§ **Testo fornito**:
L’Agenzia Italiana del Farmaco (AIFA) ha apportato un significativo aggiornamento al registro di ASPAVELI, rivolto ai trattamenti per l’emoglobinuria parossistica notturna (EPN) in pazienti adulti che soffrono di anemia, nonostante una terapia di tre mesi con un inibitore del C5. Questo cambiamento, entrato in vigore il 16 aprile 2026, è stato dettagliatamente descritto nella Determina DTS/25/2026 pubblicata sulla Gazzetta Ufficiale n.87 del 15 aprile 2026.
Dettagli dell’Aggiornamento
Il registro di ASPAVELI ha visto una revisione importante nei criteri di eleggibilità e nella scheda di prescrizione. In particolare, è stato rimosso il "campo bloccante" relativo al valore dell’emoglobina, agevolando il processo di selezione dei pazienti. Una domanda critica è stata riformulata, chiedendo ora chiarimenti specifici sull’emolisi. Inoltre, la domanda generica sulla ricevuta di altri trattamenti per EPN è stata sostituita da due quesiti più mirati: uno relativo ai precedenti trattamenti specifici con inibitori del C5 e l’altro riguardante altri trattamenti specifici per EPN. Queste modifiche ottimizzano la precisione e la specificità nella raccolta dei dati clinici, con l’obiettivo di migliorare la gestione terapeutica dei pazienti.
Nuove Istruzioni per la Prescrizione
Le modifiche apportate richiedono che le prescrizioni seguano rigorosamente i criteri aggiornati di eleggibilità e appropriatezza prescrittiva. La scheda clinica, quale fonte essenziale di queste direttive, è accessibile in formato digitale nella lista "Elenco Registri di monitoraggio AIFA_attivi". Tale documentazione assicura che tutti i medici siano allineati con le migliori pratiche nella gestione dei pazienti EPN, garantendo un uso più efficace e sicuro di ASPAVELI.

§ **Dati estratti**:
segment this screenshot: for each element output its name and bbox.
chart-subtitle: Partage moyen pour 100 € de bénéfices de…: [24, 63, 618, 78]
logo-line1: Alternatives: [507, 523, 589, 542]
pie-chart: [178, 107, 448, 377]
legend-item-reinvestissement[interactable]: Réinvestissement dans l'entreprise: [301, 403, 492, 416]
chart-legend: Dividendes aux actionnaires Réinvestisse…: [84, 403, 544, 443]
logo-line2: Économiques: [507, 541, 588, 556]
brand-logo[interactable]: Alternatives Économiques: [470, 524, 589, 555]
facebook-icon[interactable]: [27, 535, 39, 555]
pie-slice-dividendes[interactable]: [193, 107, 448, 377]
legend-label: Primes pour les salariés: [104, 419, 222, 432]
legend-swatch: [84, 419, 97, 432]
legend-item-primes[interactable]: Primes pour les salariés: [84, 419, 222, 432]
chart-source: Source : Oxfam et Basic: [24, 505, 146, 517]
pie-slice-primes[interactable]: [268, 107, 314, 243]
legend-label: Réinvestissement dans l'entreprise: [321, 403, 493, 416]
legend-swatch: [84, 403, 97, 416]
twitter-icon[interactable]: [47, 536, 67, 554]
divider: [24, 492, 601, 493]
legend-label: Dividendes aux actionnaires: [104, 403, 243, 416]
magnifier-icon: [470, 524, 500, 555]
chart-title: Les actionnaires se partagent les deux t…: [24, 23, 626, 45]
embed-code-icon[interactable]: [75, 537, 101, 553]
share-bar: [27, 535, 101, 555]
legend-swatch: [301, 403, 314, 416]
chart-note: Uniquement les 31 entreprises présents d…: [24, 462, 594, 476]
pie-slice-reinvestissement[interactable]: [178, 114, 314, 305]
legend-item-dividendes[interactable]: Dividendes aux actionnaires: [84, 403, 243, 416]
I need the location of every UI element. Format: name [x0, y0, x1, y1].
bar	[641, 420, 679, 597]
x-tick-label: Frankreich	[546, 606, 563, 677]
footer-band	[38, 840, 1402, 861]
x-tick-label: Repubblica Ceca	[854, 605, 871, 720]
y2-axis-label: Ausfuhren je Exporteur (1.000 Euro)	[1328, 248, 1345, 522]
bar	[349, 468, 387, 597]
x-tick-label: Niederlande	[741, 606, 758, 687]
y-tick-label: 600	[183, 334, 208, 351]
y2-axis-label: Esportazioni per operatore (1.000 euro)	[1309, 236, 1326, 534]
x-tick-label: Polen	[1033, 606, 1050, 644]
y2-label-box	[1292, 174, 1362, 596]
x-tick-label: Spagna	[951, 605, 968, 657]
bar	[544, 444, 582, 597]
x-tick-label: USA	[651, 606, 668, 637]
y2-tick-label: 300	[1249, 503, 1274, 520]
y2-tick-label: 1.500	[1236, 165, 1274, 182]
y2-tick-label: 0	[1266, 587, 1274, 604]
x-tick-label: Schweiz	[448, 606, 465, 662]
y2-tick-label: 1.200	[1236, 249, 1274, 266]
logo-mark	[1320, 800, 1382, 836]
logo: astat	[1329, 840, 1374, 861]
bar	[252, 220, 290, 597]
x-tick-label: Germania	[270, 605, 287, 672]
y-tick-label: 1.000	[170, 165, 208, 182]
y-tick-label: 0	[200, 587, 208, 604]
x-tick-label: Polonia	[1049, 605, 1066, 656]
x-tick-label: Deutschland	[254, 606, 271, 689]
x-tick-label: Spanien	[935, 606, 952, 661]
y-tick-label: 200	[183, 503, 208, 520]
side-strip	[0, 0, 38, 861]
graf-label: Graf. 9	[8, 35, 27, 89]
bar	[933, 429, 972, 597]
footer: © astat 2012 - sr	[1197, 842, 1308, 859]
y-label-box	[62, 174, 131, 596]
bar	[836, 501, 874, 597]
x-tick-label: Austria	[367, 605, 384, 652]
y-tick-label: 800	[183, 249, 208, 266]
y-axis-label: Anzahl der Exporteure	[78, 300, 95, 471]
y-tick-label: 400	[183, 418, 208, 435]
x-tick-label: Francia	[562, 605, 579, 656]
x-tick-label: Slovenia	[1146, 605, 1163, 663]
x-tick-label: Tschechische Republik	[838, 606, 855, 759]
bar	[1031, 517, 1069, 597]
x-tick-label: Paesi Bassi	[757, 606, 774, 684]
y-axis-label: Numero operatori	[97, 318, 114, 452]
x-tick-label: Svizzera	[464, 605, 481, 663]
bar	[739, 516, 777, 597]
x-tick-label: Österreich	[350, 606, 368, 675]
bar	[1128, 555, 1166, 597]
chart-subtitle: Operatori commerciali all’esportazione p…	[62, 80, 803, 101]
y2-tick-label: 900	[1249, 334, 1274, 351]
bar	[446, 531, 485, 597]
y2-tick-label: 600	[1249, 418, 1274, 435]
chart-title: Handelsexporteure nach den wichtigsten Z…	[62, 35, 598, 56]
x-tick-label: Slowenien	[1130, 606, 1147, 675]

§ **Esercizi da svolgere**:
(a) Rispondi in base al testo sul registro di ASPAVELI:
(i) In quale data è entrato in vigore il cambiamento?
(ii) A quale valore si riferiva il "campo bloccante" rimosso?
(iii) In quale lista è accessibile in formato digitale la scheda clinica?
(b) Prosegui il testo sul registro di ASPAVELI a partire dalla sua ultima frase.
I dati non hanno alcun ruolo in questo lavoro.

§ **Risultati per esercizio**:
(a)
(i) Il 16 aprile 2026.
(ii) Al valore dell'emoglobina.
(iii) Nella lista "Elenco Registri di monitoraggio AIFA_attivi".

(b)
Importanza del Monitoraggio
Questo aggiornamento enfatizza la rilevanza del monitoraggio continuo dei farmaci per migliorare la qualità della cura offerta ai pazienti. Attraverso tali misure, l’AIFA continua a sostenere l’innovazione nell’ambito farmacologico e l’accuratezza delle cure somministrate. Monitorare e modificare i registri, alla luce dei nuovi dati e delle risposte cliniche osservate, rappresenta un passaggio cruciale per assicurare che ogni paziente riceva un trattamento personalizzato e adattato alle proprie condizioni specifiche.
Questo rinnovato impegno da parte dell’AIFA non solo migliora la qualità delle cure per i pazienti con EPN, ma promuove anche una maggiore trasparenza e responsabilizzazione nella gestione delle terapie farmacologiche avanzate.